═══ Page extract ═══

Add UniScalarRng

CHANGELOG.md

@@ -7,6 +7,13 @@ and this project adheres to [Semantic Versioning](https://semver.org/spec/v2.0.0
 
 ## [Unreleased]
 
+### Added
+
+- Add random scalar generator `UniScalarRng` for uniformly distributed scalar generation [#121]
+
+### Remove
+- Remove dusk's `random` scalar implementation in favor of the `random` implementation that is part of the `Field` trait [#121]
+
 ## [0.13.1] - 2023-10-11
 
 ### Changed
@@ -198,6 +205,8 @@ and this project adheres to [Semantic Versioning](https://semver.org/spec/v2.0.0
 
 ### Initial fork from [`zkcrypto/jubjub`]
 
+<!-- Issues -->
+[#121]: https://github.com/dusk-network/jubjub/issues/121
 [#115]: https://github.com/dusk-network/jubjub/issues/115
 [#109]: https://github.com/dusk-network/jubjub/issues/109
 [#104]: https://github.com/dusk-network/jubjub/issues/104
@@ -215,6 +224,7 @@ and this project adheres to [Semantic Versioning](https://semver.org/spec/v2.0.0
 [#31]: https://github.com/dusk-network/jubjub/issues/31
 [#25]: https://github.com/dusk-network/jubjub/issues/25
 
+<!-- Versions -->
 [Unreleased]: https://github.com/dusk-network/jubjub/compare/v0.13.1...HEAD
 [0.13.1]: https://github.com/dusk-network/jubjub/compare/v0.13.0...v0.13.1
 [0.13.0]: https://github.com/dusk-network/jubjub/compare/v0.12.1...v0.13.0

Cargo.toml

@@ -71,6 +71,9 @@ default-features = false
 [dev-dependencies.blake2]
 version = "0.9"

═══ Recorded data ═══

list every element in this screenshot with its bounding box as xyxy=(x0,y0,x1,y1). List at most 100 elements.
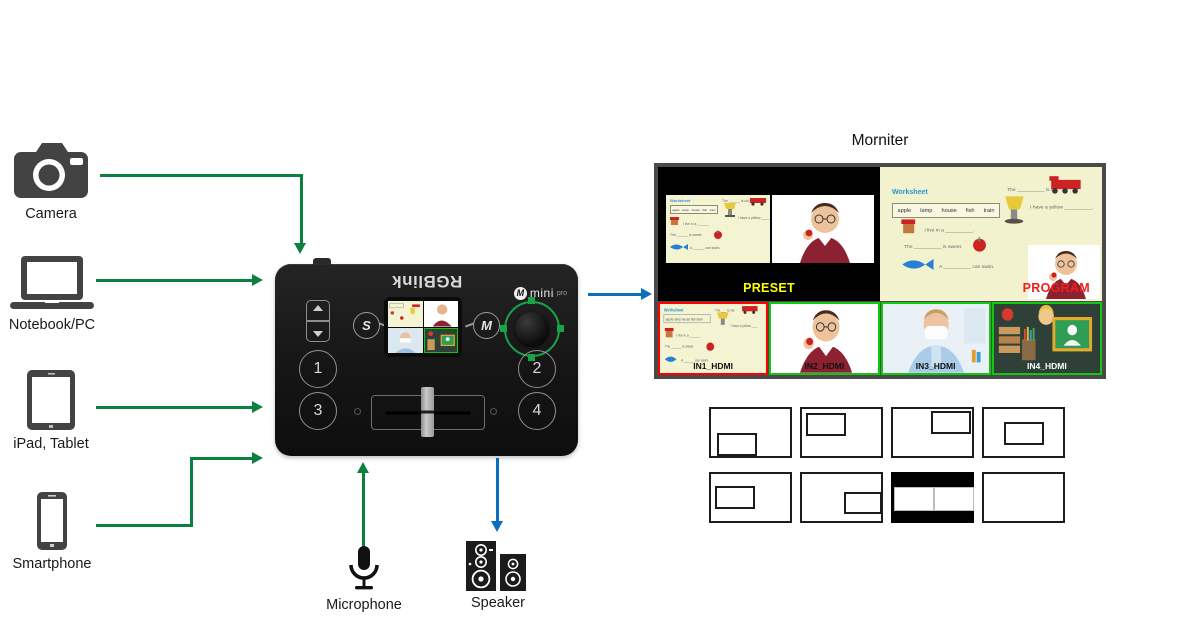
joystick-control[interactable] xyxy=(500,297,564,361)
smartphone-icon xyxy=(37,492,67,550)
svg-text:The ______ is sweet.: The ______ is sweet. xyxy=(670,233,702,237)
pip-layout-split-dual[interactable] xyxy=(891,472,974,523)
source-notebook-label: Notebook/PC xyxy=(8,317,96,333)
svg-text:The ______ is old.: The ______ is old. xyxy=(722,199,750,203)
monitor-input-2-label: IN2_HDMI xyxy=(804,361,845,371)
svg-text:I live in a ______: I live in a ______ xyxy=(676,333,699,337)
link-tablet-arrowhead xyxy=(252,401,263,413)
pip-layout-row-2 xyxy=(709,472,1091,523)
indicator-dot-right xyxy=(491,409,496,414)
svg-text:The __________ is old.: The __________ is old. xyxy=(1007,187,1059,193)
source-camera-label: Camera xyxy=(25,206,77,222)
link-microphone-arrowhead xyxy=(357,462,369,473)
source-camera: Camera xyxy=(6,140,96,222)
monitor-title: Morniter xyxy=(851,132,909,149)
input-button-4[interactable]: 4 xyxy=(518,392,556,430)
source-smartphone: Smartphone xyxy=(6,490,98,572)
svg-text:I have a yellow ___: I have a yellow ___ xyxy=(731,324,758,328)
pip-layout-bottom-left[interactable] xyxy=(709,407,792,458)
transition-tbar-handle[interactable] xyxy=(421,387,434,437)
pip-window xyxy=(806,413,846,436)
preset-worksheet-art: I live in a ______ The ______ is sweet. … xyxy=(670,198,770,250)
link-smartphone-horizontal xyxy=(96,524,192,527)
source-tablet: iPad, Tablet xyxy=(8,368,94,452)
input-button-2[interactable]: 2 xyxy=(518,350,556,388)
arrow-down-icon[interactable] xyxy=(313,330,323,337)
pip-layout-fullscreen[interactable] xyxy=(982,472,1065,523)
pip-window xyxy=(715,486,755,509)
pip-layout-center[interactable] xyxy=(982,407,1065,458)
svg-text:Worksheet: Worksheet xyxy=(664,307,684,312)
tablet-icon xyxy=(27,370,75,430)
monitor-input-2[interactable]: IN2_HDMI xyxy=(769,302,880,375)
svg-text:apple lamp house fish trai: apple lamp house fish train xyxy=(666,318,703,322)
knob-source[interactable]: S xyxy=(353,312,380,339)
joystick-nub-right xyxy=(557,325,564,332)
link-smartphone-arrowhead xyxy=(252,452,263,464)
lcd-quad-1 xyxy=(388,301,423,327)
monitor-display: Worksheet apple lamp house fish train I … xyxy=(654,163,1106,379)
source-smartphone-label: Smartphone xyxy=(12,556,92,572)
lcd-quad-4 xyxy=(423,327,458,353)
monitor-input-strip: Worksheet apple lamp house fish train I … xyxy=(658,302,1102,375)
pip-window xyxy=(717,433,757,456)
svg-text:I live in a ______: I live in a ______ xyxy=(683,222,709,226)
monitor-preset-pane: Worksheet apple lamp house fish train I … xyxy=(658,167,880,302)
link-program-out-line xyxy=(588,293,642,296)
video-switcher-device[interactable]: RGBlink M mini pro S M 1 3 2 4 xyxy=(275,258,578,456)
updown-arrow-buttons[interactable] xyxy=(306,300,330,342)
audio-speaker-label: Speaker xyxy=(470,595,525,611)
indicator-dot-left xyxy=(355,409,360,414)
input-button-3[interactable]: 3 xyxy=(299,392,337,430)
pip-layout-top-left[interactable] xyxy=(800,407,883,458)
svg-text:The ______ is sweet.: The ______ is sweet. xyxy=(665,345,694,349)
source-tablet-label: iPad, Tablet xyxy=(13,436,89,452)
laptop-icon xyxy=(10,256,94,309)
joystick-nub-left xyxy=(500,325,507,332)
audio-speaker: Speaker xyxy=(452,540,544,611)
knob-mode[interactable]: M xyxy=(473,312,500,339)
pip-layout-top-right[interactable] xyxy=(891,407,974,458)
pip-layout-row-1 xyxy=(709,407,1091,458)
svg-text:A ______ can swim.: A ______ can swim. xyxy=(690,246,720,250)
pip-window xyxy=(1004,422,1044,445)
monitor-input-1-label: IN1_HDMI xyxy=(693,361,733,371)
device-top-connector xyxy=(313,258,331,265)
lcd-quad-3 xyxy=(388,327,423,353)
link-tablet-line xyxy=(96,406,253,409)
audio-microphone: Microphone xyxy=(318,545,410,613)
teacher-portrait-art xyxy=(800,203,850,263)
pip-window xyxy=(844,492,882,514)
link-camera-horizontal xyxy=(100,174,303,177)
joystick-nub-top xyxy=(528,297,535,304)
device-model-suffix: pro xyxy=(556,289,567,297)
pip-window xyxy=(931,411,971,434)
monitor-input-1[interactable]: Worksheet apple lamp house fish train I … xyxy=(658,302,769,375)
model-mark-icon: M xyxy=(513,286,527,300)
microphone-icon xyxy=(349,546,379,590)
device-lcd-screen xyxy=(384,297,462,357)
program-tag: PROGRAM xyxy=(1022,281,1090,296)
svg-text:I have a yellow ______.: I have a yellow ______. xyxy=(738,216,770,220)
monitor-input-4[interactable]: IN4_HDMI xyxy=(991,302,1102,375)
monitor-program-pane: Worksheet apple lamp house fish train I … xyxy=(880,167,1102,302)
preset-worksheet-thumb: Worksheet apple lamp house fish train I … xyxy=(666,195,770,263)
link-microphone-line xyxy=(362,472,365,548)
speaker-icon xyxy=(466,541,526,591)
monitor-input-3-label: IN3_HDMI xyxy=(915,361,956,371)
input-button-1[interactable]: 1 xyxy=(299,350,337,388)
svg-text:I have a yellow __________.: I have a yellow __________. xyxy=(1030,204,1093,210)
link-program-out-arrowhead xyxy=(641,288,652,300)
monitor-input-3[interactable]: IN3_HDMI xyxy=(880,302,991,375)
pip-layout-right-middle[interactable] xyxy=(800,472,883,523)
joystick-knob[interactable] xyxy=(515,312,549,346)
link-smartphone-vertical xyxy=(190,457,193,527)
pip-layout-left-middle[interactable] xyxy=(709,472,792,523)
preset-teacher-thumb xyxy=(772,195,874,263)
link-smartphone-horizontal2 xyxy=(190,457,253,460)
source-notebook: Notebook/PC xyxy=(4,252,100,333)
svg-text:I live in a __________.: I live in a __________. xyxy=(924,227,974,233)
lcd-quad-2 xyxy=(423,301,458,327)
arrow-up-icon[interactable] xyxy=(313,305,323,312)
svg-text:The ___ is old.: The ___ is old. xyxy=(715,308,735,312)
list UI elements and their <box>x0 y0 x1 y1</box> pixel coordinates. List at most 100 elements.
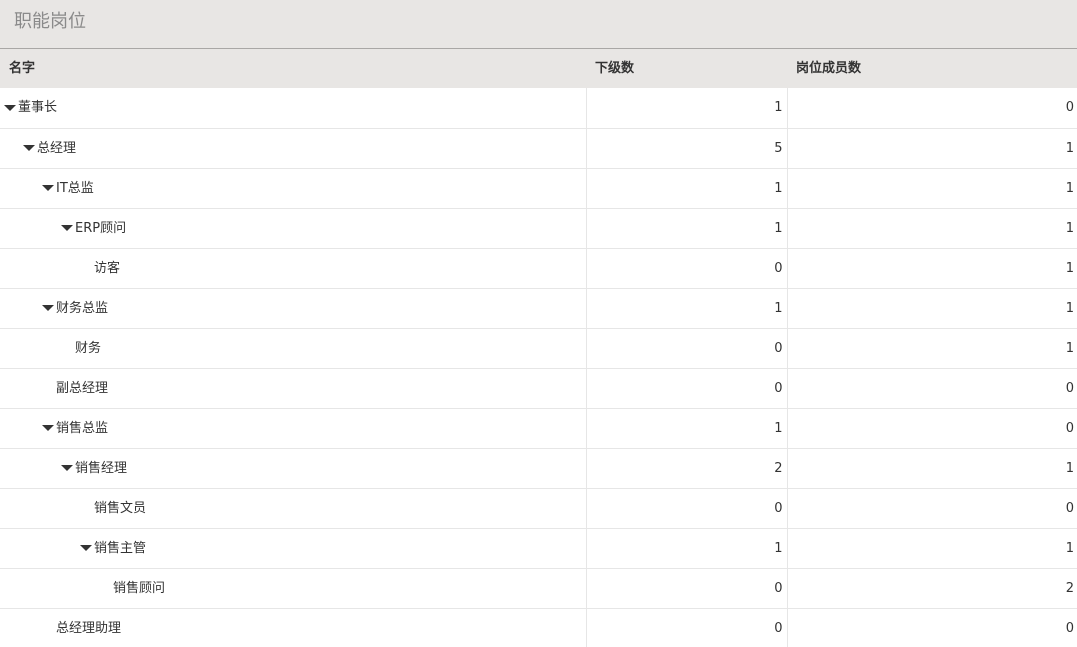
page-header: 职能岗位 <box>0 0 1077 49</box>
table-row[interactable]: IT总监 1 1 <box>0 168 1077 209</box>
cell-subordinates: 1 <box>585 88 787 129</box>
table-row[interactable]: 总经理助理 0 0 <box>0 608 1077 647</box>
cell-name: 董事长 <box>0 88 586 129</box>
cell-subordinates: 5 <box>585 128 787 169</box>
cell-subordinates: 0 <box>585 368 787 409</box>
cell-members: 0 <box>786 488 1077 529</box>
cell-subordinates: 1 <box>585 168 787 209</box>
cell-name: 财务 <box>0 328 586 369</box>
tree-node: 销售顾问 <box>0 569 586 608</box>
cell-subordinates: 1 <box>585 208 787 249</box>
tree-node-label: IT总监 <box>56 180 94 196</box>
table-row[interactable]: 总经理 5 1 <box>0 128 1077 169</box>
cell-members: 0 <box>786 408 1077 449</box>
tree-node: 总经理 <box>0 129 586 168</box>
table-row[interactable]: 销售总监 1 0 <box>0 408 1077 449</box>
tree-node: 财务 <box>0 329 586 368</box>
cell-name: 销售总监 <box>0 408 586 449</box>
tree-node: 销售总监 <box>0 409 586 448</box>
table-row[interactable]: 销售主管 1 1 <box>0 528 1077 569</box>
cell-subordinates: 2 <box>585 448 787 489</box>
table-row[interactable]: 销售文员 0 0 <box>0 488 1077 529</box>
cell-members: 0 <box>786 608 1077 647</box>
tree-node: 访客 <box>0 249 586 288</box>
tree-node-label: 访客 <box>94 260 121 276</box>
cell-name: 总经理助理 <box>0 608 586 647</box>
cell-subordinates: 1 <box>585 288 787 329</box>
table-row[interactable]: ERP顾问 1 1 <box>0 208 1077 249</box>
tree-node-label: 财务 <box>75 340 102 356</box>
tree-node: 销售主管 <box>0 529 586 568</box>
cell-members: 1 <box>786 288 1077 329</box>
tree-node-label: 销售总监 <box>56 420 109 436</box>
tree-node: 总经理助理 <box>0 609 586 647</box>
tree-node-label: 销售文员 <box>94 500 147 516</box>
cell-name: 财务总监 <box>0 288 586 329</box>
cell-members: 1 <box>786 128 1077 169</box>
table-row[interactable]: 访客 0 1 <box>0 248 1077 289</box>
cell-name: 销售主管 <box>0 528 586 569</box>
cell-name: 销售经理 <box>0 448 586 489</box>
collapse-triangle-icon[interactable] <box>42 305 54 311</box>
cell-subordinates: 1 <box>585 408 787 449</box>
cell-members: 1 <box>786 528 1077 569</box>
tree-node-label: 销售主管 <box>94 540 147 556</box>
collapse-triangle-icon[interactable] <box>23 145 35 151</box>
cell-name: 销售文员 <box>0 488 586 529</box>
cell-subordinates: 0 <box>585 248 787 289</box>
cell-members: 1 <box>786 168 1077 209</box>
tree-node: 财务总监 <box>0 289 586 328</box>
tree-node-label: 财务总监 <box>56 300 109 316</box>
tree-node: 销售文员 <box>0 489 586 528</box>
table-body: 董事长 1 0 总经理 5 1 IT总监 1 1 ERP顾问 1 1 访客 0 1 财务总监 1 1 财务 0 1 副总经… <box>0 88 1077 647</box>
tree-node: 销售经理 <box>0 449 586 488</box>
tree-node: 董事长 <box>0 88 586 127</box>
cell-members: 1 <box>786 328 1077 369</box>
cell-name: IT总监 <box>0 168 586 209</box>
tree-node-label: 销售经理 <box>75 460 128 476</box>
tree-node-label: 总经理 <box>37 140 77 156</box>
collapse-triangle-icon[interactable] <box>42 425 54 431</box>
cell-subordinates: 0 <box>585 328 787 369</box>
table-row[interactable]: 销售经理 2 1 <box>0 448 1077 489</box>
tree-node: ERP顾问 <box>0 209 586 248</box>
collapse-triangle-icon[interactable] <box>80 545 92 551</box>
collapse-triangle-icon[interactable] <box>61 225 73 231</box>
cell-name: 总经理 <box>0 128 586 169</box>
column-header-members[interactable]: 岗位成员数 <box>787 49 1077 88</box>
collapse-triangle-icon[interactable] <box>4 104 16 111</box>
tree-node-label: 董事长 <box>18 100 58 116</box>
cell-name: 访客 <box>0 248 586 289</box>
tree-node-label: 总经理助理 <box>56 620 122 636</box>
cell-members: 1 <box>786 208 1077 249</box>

═══

● **Task set**
- 1) For each statement, say whether it agrees with the UniScalarRng diff. Answer yes or no, and quote the words of the diff that decide it.
(a) The diff adds a generator named `UniScalarRng` for uniformly distributed scalar generation.
(b) Dusk's own `random` scalar implementation is kept alongside the one in the `Field` trait.
(c) The `blake2` dev-dependency is set to version "0.9".
- 2) List every issue number in the UniScalarRng diff that is linked to a GitHub issue URL.
- 3) Extend the UniScalarRng diff past its last line.

● **Answers provided**
- 1)
(a) Yes: "Add random scalar generator `UniScalarRng` for uniformly distributed scalar generation [#121]"
(b) No: "Remove dusk's `random` scalar implementation in favor of the `random` implementation that is part of the `Field` trait [#121]"
(c) Yes: "version = "0.9""

- 2) #121, #115, #109, #104, #31, #25

- 3)
 
+[dev-dependencies.rand]
+version = "0.8"
+
 [features]
 default = ["alloc", "bits"]
 alloc = ["ff/alloc", "group/alloc"]

src/fr.rs

@@ -2,7 +2,7 @@
 //! $\mathbb{F}_r$ where `r =
 //! 0x0e7db4ea6533afa906673b0101343b00a6682093ccc81082d0970e5ed6f72cb7`
 
-mod dusk;
+pub(crate) mod dusk;
 
 use core::convert::TryInto;
 use core::fmt;

src/fr/dusk.rs

@@ -4,35 +4,125 @@
 //
 // Copyright (c) DUSK NETWORK. All rights reserved.
 
+use core::cmp::{Ord, Ordering, PartialOrd};
 use core::convert::TryInto;
+use core::ops::{Index, IndexMut};
 
-use rand_core::RngCore;
+use dusk_bls12_381::BlsScalar;
+use dusk_bytes::{Error as BytesError, Serializable};
+use rand_core::{CryptoRng, RngCore, SeedableRng};
 
+use super::{Fr, MODULUS, R2};
 use crate::util::sbb;
 
-use core::cmp::{Ord, Ordering, PartialOrd};
-use core::ops::{Index, IndexMut};
-use dusk_bls12_381::BlsScalar;
+/// Random number generator for generating scalars that are uniformly
+/// distributed over the entire field of scalars.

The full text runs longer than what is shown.